Data excerpts
__________

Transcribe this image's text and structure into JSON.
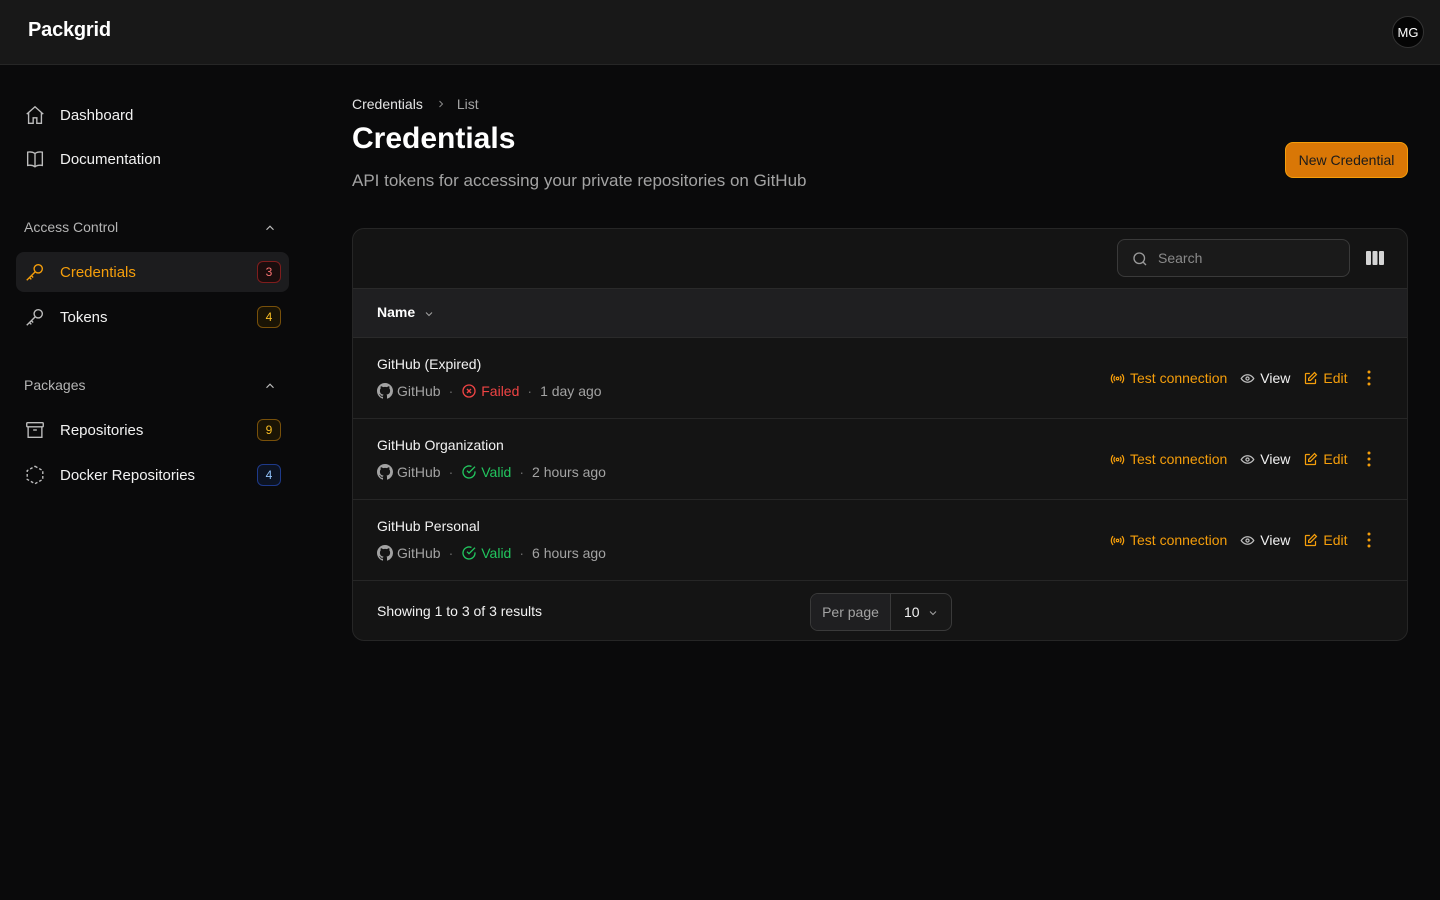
{
  "app": {
    "brand": "Packgrid",
    "avatar_initials": "MG",
    "accent_color": "#f59e0b"
  },
  "sidebar": {
    "top_items": [
      {
        "label": "Dashboard",
        "icon": "home-icon"
      },
      {
        "label": "Documentation",
        "icon": "book-icon"
      }
    ],
    "groups": [
      {
        "title": "Access Control",
        "items": [
          {
            "label": "Credentials",
            "icon": "key-icon",
            "count": "3",
            "active": true
          },
          {
            "label": "Tokens",
            "icon": "key-icon",
            "count": "4"
          }
        ]
      },
      {
        "title": "Packages",
        "items": [
          {
            "label": "Repositories",
            "icon": "archive-icon",
            "count": "9"
          },
          {
            "label": "Docker Repositories",
            "icon": "cube-icon",
            "count": "4"
          }
        ]
      }
    ]
  },
  "breadcrumb": {
    "parent": "Credentials",
    "current": "List"
  },
  "header": {
    "title": "Credentials",
    "subtitle": "API tokens for accessing your private repositories on GitHub",
    "new_button": "New Credential"
  },
  "table": {
    "search_placeholder": "Search",
    "column_name": "Name",
    "rows": [
      {
        "name": "GitHub (Expired)",
        "provider": "GitHub",
        "status": "Failed",
        "time": "1 day ago"
      },
      {
        "name": "GitHub Organization",
        "provider": "GitHub",
        "status": "Valid",
        "time": "2 hours ago"
      },
      {
        "name": "GitHub Personal",
        "provider": "GitHub",
        "status": "Valid",
        "time": "6 hours ago"
      }
    ],
    "actions": {
      "test": "Test connection",
      "view": "View",
      "edit": "Edit"
    },
    "footer": {
      "showing": "Showing 1 to 3 of 3 results",
      "per_page_label": "Per page",
      "per_page_value": "10"
    }
  }
}
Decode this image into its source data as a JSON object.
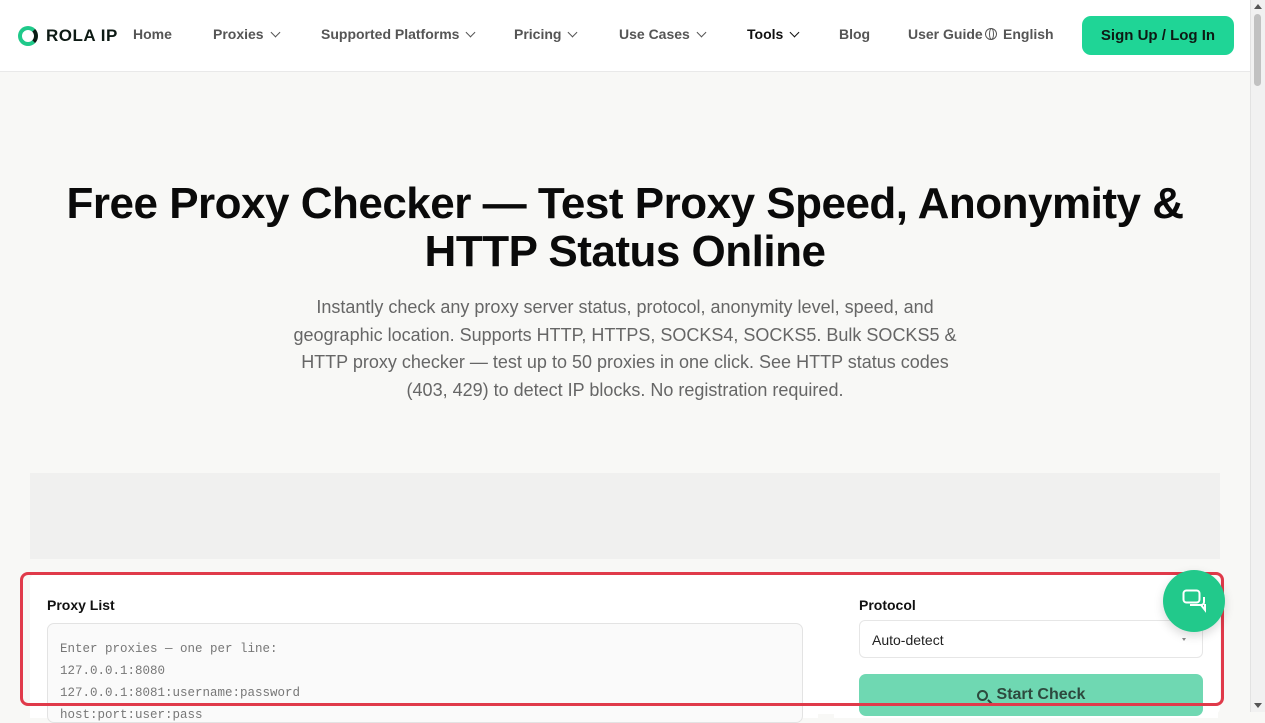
{
  "header": {
    "logo_text": "ROLA IP",
    "nav": [
      {
        "label": "Home",
        "dropdown": false
      },
      {
        "label": "Proxies",
        "dropdown": true
      },
      {
        "label": "Supported Platforms",
        "dropdown": true
      },
      {
        "label": "Pricing",
        "dropdown": true
      },
      {
        "label": "Use Cases",
        "dropdown": true
      },
      {
        "label": "Tools",
        "dropdown": true,
        "active": true
      },
      {
        "label": "Blog",
        "dropdown": false
      },
      {
        "label": "User Guide",
        "dropdown": false
      }
    ],
    "language": "English",
    "signup_label": "Sign Up / Log In"
  },
  "hero": {
    "title": "Free Proxy Checker — Test Proxy Speed, Anonymity & HTTP Status Online",
    "subtitle": "Instantly check any proxy server status, protocol, anonymity level, speed, and geographic location. Supports HTTP, HTTPS, SOCKS4, SOCKS5. Bulk SOCKS5 & HTTP proxy checker — test up to 50 proxies in one click. See HTTP status codes (403, 429) to detect IP blocks. No registration required."
  },
  "checker": {
    "proxy_list_label": "Proxy List",
    "proxy_list_placeholder": "Enter proxies — one per line:\n127.0.0.1:8080\n127.0.0.1:8081:username:password\nhost:port:user:pass",
    "protocol_label": "Protocol",
    "protocol_value": "Auto-detect",
    "start_label": "Start Check"
  },
  "colors": {
    "accent": "#1fd596",
    "highlight_outline": "#e03a4a"
  }
}
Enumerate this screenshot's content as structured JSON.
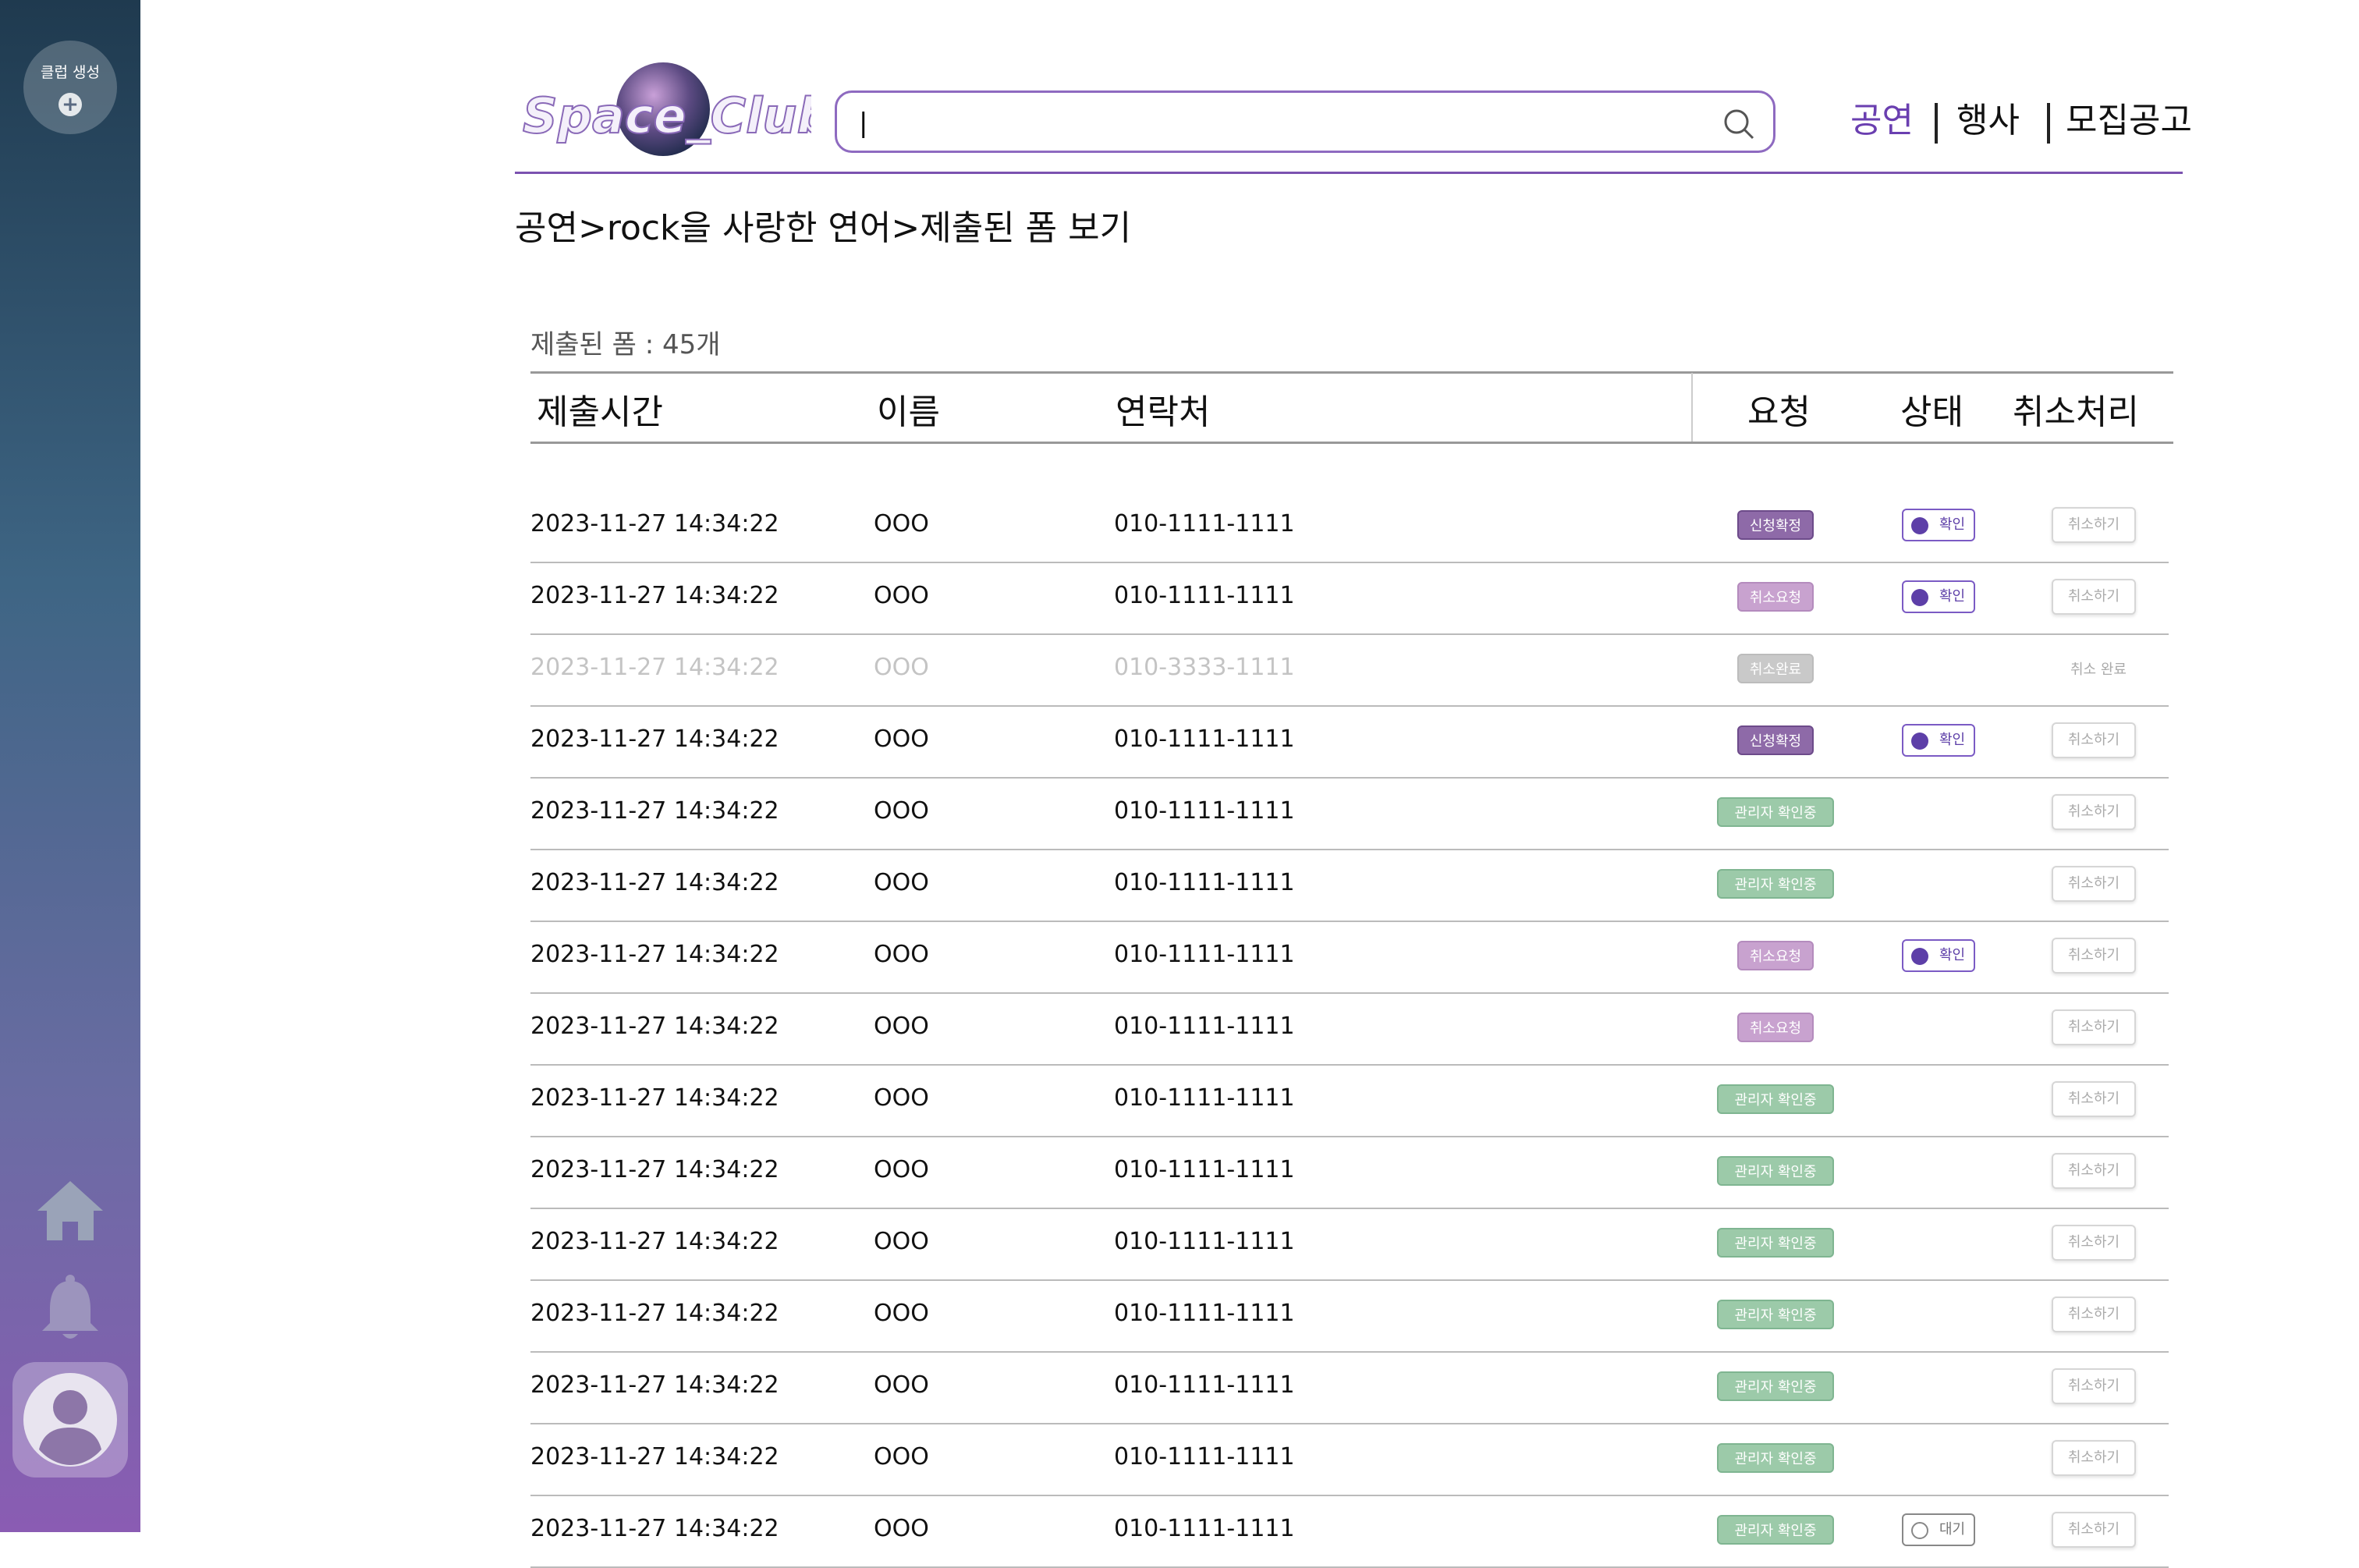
{
  "sidebar": {
    "create_club_label": "클럽 생성",
    "plus": "+"
  },
  "header": {
    "logo_text": "Space_Club",
    "search_value": "|",
    "nav": [
      "공연",
      "행사",
      "모집공고"
    ],
    "colors": {
      "accent": "#7b52b0",
      "active_nav": "#6a3fb0"
    }
  },
  "breadcrumb": "공연>rock을 사랑한 연어>제출된 폼 보기",
  "count_text": "제출된 폼 : 45개",
  "table": {
    "headers": [
      "제출시간",
      "이름",
      "연락처",
      "요청",
      "상태",
      "취소처리"
    ],
    "rows": [
      {
        "time": "2023-11-27 14:34:22",
        "name": "OOO",
        "phone": "010-1111-1111",
        "request": "신청확정",
        "request_type": "confirm",
        "status": "확인",
        "cancel": "취소하기"
      },
      {
        "time": "2023-11-27 14:34:22",
        "name": "OOO",
        "phone": "010-1111-1111",
        "request": "취소요청",
        "request_type": "cancelreq",
        "status": "확인",
        "cancel": "취소하기"
      },
      {
        "time": "2023-11-27 14:34:22",
        "name": "OOO",
        "phone": "010-3333-1111",
        "request": "취소완료",
        "request_type": "canceldone",
        "status": "",
        "cancel": "취소 완료",
        "faded": true
      },
      {
        "time": "2023-11-27 14:34:22",
        "name": "OOO",
        "phone": "010-1111-1111",
        "request": "신청확정",
        "request_type": "confirm",
        "status": "확인",
        "cancel": "취소하기"
      },
      {
        "time": "2023-11-27 14:34:22",
        "name": "OOO",
        "phone": "010-1111-1111",
        "request": "관리자 확인중",
        "request_type": "admin",
        "status": "",
        "cancel": "취소하기"
      },
      {
        "time": "2023-11-27 14:34:22",
        "name": "OOO",
        "phone": "010-1111-1111",
        "request": "관리자 확인중",
        "request_type": "admin",
        "status": "",
        "cancel": "취소하기"
      },
      {
        "time": "2023-11-27 14:34:22",
        "name": "OOO",
        "phone": "010-1111-1111",
        "request": "취소요청",
        "request_type": "cancelreq",
        "status": "확인",
        "cancel": "취소하기"
      },
      {
        "time": "2023-11-27 14:34:22",
        "name": "OOO",
        "phone": "010-1111-1111",
        "request": "취소요청",
        "request_type": "cancelreq",
        "status": "",
        "cancel": "취소하기"
      },
      {
        "time": "2023-11-27 14:34:22",
        "name": "OOO",
        "phone": "010-1111-1111",
        "request": "관리자 확인중",
        "request_type": "admin",
        "status": "",
        "cancel": "취소하기"
      },
      {
        "time": "2023-11-27 14:34:22",
        "name": "OOO",
        "phone": "010-1111-1111",
        "request": "관리자 확인중",
        "request_type": "admin",
        "status": "",
        "cancel": "취소하기"
      },
      {
        "time": "2023-11-27 14:34:22",
        "name": "OOO",
        "phone": "010-1111-1111",
        "request": "관리자 확인중",
        "request_type": "admin",
        "status": "",
        "cancel": "취소하기"
      },
      {
        "time": "2023-11-27 14:34:22",
        "name": "OOO",
        "phone": "010-1111-1111",
        "request": "관리자 확인중",
        "request_type": "admin",
        "status": "",
        "cancel": "취소하기"
      },
      {
        "time": "2023-11-27 14:34:22",
        "name": "OOO",
        "phone": "010-1111-1111",
        "request": "관리자 확인중",
        "request_type": "admin",
        "status": "",
        "cancel": "취소하기"
      },
      {
        "time": "2023-11-27 14:34:22",
        "name": "OOO",
        "phone": "010-1111-1111",
        "request": "관리자 확인중",
        "request_type": "admin",
        "status": "",
        "cancel": "취소하기"
      },
      {
        "time": "2023-11-27 14:34:22",
        "name": "OOO",
        "phone": "010-1111-1111",
        "request": "관리자 확인중",
        "request_type": "admin",
        "status": "대기",
        "status_type": "wait",
        "cancel": "취소하기"
      }
    ]
  },
  "icons": [
    "plus-icon",
    "home-icon",
    "bell-icon",
    "avatar-icon",
    "search-icon",
    "check-circle-icon"
  ]
}
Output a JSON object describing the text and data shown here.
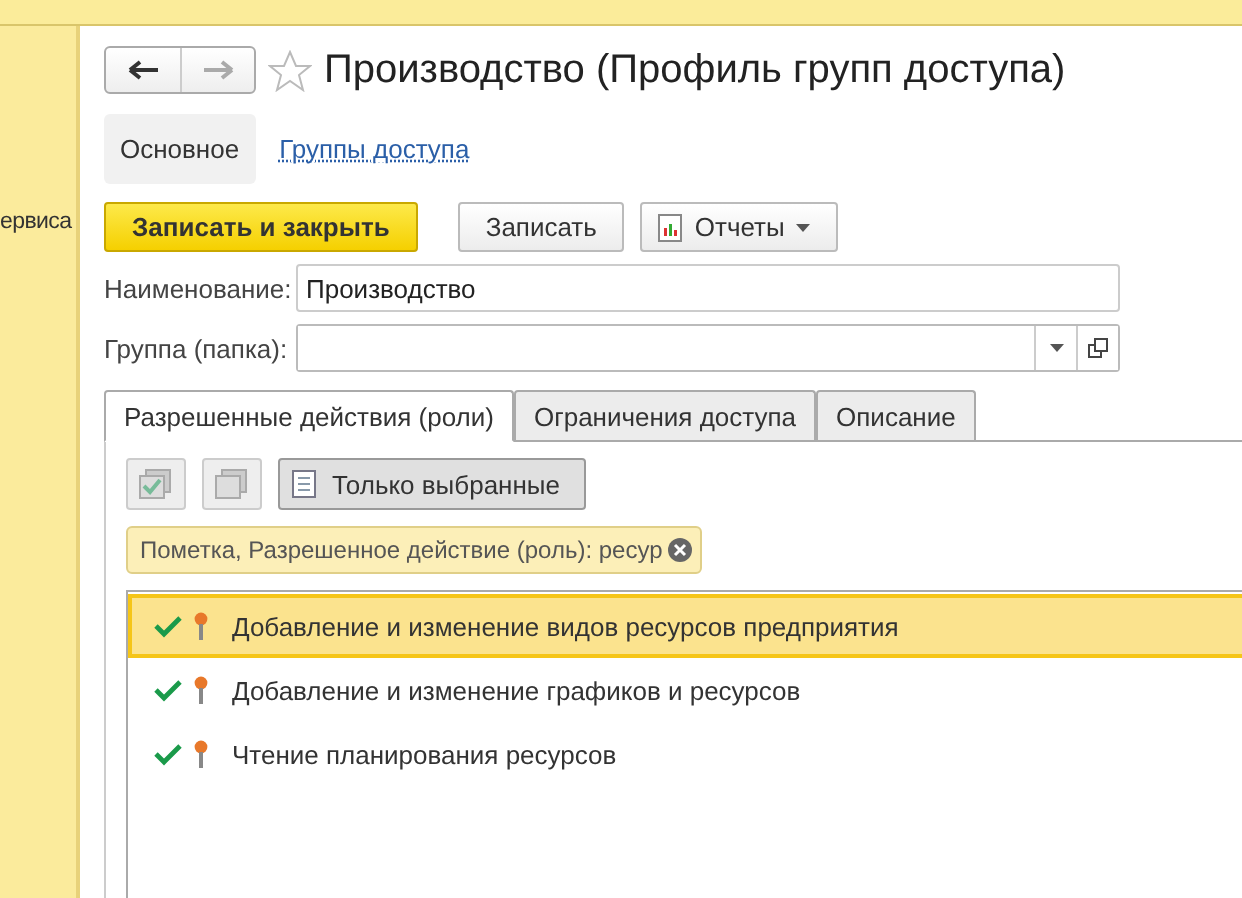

__________

§ **Work instructions**: Using the records above, say how many lines include the string "GitHub". Only the number is wanted.

§ **Response**: 7